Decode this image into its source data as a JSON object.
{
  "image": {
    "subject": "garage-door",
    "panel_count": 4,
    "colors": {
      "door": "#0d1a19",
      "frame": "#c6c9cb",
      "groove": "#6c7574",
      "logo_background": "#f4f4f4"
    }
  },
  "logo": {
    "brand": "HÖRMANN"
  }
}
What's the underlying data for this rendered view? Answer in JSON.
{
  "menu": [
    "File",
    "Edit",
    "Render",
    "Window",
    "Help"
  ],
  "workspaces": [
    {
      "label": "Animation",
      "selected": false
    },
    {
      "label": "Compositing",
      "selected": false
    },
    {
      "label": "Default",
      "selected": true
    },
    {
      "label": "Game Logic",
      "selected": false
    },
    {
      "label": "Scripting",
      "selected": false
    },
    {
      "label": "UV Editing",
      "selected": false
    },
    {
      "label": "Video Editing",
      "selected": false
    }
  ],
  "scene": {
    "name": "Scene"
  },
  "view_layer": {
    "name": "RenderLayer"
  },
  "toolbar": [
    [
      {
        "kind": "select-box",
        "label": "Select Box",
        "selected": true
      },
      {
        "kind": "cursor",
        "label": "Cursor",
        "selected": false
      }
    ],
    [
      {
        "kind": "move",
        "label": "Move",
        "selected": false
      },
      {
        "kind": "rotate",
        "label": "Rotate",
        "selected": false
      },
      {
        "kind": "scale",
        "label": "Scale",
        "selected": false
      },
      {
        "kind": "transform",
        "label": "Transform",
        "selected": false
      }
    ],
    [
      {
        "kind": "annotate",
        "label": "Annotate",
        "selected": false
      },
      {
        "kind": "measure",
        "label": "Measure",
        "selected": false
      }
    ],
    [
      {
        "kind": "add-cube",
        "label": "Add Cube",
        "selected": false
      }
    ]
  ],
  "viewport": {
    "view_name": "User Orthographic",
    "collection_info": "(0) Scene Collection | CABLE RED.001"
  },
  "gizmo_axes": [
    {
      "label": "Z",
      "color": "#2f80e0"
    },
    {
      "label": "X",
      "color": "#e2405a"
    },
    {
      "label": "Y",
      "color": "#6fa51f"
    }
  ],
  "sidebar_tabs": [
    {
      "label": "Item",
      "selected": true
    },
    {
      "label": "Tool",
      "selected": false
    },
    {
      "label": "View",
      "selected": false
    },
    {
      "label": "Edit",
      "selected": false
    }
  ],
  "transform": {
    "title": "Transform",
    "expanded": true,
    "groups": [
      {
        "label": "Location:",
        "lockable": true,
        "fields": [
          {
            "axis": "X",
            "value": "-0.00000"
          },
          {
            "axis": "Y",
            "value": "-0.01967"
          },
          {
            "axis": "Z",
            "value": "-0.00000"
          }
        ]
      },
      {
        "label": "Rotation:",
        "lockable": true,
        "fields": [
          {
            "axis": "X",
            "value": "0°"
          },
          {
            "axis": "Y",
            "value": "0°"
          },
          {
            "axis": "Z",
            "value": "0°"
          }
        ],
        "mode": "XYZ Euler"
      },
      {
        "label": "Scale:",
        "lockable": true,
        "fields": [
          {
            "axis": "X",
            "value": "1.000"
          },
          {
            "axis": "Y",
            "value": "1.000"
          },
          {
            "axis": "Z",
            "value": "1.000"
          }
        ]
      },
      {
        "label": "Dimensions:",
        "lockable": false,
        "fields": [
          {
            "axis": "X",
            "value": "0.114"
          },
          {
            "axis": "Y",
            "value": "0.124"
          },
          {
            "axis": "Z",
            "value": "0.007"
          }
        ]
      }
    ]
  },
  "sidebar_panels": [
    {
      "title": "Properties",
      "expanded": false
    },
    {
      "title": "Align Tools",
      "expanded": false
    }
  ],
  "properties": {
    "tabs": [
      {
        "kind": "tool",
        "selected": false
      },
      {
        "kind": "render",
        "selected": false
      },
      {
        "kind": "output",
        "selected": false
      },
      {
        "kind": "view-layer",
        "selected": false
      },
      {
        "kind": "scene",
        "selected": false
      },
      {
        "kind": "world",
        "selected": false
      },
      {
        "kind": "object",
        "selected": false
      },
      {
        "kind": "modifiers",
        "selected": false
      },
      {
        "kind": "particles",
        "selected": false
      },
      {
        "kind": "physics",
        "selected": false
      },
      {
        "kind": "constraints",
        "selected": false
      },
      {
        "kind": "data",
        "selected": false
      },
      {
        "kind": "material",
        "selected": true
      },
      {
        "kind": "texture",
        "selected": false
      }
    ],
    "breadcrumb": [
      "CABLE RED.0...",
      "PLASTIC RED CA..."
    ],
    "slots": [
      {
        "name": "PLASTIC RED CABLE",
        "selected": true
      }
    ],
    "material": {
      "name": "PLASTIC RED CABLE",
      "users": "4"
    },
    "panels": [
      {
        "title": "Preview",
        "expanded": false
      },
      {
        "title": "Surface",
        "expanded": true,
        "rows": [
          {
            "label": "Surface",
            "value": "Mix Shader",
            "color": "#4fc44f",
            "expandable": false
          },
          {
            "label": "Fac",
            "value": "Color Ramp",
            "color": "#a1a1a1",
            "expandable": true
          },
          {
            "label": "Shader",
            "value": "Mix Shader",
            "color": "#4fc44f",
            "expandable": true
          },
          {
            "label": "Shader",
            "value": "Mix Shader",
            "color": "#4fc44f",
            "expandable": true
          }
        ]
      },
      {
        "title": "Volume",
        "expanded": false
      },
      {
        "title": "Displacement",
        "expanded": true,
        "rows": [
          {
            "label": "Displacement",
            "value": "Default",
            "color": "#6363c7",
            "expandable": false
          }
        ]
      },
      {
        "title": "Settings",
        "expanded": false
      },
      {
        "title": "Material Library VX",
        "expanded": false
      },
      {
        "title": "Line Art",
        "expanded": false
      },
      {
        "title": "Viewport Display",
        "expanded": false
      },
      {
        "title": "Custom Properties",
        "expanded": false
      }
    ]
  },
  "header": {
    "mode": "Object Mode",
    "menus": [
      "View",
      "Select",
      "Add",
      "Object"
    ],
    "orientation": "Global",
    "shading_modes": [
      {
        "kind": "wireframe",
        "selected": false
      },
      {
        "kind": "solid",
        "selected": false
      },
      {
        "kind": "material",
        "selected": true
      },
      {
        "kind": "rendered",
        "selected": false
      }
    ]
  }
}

** AIM OF THE TASK **
Scan the material line by line and report each one that contains "rendered".

** PROBLEM SOLUTION **
What's the underlying data for this rendered view? Answer in JSON.
        "kind": "rendered",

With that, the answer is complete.